### Given entries
========================================

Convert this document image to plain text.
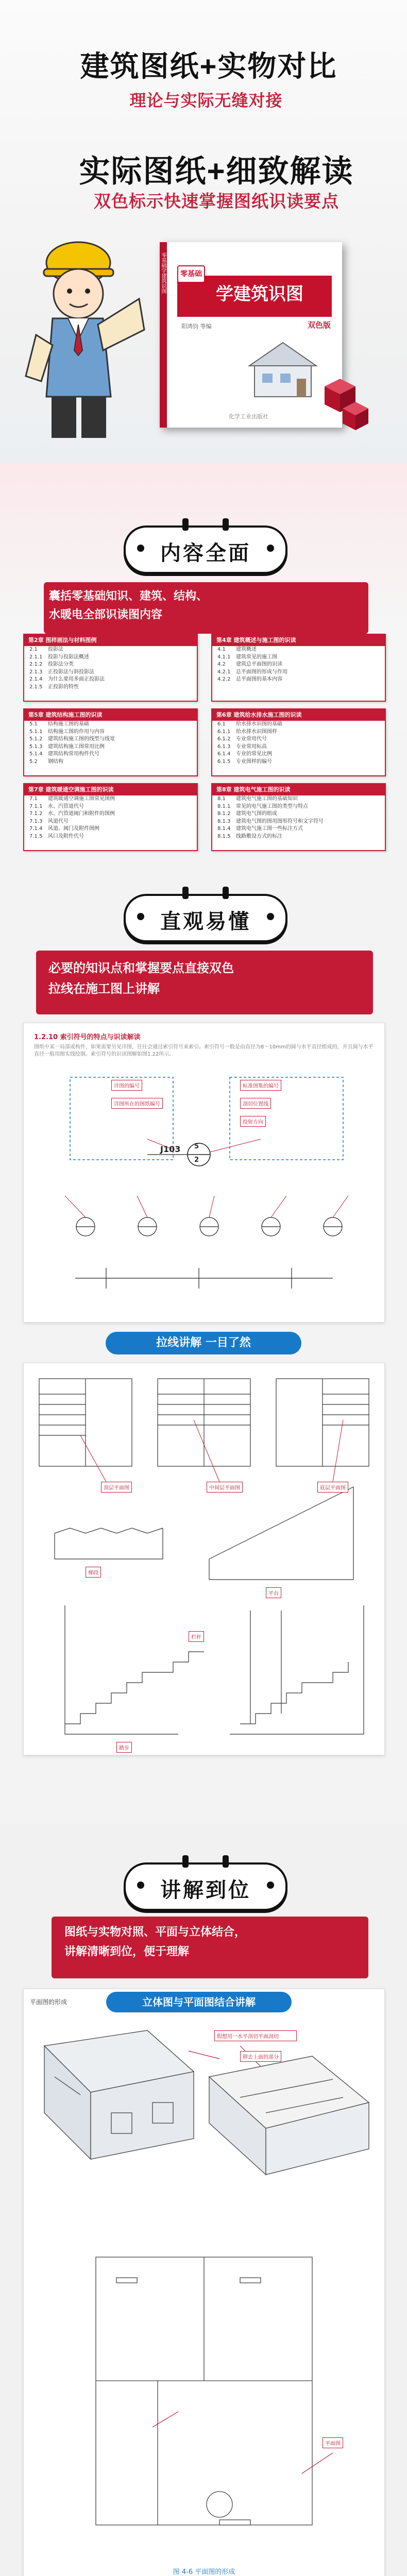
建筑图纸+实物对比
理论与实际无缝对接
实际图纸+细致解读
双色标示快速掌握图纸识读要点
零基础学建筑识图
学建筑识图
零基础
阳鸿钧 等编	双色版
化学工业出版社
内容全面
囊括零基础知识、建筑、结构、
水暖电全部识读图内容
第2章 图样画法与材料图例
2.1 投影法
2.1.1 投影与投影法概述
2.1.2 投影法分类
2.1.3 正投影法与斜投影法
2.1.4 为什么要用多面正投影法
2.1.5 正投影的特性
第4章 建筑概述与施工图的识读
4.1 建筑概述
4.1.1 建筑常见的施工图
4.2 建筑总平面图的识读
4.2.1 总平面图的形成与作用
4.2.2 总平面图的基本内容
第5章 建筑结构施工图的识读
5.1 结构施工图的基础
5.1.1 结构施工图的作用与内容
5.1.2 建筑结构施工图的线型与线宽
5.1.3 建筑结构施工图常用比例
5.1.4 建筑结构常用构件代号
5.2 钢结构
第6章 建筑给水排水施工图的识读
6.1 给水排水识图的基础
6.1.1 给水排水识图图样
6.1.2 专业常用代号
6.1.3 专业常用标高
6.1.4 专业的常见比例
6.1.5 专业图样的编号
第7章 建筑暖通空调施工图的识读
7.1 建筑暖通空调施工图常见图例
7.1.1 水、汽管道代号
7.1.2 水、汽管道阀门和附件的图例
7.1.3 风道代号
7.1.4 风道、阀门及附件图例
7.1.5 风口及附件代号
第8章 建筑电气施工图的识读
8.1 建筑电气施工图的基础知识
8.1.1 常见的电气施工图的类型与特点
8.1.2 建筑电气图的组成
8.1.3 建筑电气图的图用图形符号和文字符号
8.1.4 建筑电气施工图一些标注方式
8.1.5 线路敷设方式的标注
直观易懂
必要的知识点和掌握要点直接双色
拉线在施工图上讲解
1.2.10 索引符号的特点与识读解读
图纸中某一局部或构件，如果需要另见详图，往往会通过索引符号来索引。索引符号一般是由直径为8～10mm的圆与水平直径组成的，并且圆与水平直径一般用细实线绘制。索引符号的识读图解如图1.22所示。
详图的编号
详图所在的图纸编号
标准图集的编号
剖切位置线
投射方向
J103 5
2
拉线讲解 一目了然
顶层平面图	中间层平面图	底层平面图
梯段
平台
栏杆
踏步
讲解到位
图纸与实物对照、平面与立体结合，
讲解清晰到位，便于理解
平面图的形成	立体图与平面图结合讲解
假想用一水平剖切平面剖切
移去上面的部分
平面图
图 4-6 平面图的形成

========================================

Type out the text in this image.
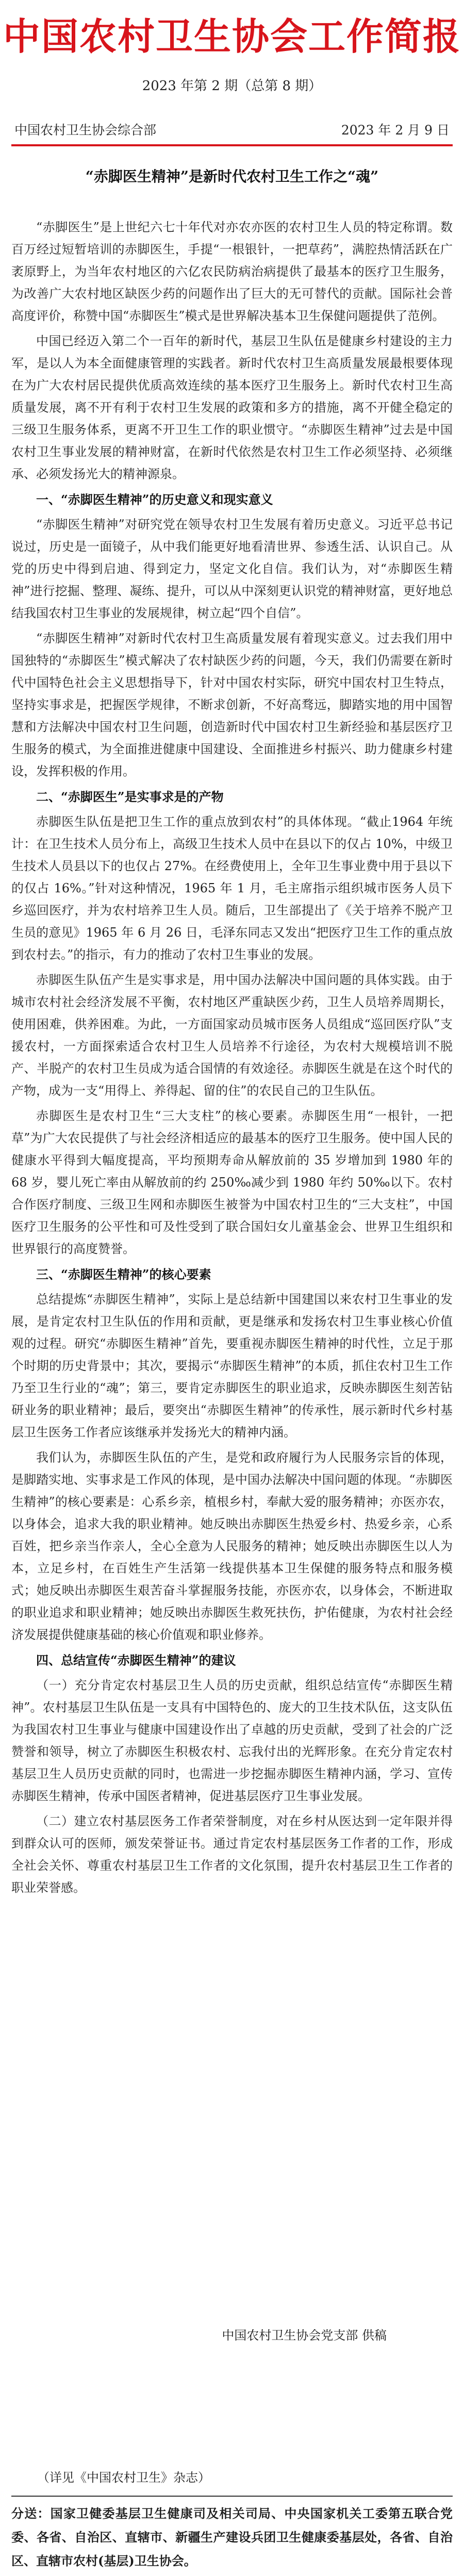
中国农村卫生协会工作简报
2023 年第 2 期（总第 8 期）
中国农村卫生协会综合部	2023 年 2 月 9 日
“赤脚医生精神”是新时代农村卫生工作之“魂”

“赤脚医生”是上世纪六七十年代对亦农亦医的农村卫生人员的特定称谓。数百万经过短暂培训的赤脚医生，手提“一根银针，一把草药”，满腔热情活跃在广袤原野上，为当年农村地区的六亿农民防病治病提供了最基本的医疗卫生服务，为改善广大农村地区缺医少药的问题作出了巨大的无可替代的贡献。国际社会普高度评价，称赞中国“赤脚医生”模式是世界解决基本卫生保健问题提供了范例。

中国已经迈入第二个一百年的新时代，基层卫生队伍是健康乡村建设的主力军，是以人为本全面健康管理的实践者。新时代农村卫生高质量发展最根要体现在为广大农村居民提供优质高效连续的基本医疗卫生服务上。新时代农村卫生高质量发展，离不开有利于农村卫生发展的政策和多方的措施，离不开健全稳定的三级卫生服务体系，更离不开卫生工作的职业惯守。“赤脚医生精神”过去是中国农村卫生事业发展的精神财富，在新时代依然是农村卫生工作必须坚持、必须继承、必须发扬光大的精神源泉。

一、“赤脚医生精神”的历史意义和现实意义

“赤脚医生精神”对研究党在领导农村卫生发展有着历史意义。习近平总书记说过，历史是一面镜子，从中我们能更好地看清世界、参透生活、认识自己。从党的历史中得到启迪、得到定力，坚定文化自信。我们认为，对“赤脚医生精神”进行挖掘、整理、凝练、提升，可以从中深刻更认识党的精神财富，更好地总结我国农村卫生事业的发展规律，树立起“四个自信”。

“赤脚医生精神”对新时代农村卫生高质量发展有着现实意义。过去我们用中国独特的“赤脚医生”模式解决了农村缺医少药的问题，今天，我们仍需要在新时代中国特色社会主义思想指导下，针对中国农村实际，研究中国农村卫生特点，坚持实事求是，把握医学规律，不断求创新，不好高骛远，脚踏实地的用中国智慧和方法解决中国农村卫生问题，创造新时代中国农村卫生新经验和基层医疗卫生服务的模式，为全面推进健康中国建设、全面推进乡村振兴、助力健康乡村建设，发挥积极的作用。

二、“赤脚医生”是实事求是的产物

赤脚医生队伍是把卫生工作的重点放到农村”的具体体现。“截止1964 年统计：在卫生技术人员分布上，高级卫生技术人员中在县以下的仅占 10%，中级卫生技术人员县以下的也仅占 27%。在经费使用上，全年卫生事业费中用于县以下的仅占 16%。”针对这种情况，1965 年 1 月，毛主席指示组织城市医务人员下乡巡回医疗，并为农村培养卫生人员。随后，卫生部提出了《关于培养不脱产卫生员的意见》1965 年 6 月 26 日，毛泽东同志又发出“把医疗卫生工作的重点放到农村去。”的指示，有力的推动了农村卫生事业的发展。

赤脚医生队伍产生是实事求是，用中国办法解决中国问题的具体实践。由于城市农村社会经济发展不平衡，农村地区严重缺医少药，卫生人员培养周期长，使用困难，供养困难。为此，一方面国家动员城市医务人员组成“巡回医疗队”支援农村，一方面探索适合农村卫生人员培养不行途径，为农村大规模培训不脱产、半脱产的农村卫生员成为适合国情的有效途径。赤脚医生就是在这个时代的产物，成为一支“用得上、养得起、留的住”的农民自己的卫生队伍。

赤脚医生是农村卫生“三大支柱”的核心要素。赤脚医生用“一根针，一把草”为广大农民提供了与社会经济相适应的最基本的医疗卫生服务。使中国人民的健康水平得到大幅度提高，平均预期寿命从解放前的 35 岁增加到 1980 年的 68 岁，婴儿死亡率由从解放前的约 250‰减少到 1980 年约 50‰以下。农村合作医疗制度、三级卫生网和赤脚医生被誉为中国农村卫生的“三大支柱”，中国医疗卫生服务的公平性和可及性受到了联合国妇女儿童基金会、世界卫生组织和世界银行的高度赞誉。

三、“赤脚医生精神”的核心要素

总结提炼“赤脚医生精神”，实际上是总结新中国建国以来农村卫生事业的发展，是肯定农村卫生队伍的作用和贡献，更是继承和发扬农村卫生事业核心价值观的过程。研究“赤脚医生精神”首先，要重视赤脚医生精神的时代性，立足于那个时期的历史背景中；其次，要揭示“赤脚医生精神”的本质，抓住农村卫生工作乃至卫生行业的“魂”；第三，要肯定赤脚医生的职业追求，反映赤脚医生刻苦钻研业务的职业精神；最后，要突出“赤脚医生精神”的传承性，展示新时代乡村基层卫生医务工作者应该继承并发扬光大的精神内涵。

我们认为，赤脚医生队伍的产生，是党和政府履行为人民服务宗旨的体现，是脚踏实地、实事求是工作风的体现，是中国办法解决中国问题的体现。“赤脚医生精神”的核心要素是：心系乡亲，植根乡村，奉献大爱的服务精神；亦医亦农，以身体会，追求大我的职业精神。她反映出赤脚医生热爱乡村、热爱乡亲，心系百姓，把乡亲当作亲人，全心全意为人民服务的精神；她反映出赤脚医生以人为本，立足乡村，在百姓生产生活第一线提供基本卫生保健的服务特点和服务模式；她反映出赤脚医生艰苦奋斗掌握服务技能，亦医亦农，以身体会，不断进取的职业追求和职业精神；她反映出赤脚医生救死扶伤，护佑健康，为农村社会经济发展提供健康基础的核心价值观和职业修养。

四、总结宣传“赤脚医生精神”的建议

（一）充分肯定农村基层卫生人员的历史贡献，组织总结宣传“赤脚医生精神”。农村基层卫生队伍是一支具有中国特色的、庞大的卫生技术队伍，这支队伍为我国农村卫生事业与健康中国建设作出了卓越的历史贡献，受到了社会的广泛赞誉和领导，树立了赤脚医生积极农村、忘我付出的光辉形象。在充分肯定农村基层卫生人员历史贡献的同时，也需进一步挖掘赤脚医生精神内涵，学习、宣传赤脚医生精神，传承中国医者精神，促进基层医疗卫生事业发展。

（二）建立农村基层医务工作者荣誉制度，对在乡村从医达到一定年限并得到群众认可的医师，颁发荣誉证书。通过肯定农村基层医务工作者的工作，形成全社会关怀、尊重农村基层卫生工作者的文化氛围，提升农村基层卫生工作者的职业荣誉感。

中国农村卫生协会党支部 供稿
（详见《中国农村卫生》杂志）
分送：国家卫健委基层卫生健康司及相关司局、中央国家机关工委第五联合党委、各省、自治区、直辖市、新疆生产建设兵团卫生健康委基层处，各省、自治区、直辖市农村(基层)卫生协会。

========================================

### What is needed
Lines containing the word "text" are to be counted in the listing; state their number alone.

### Complete answer
2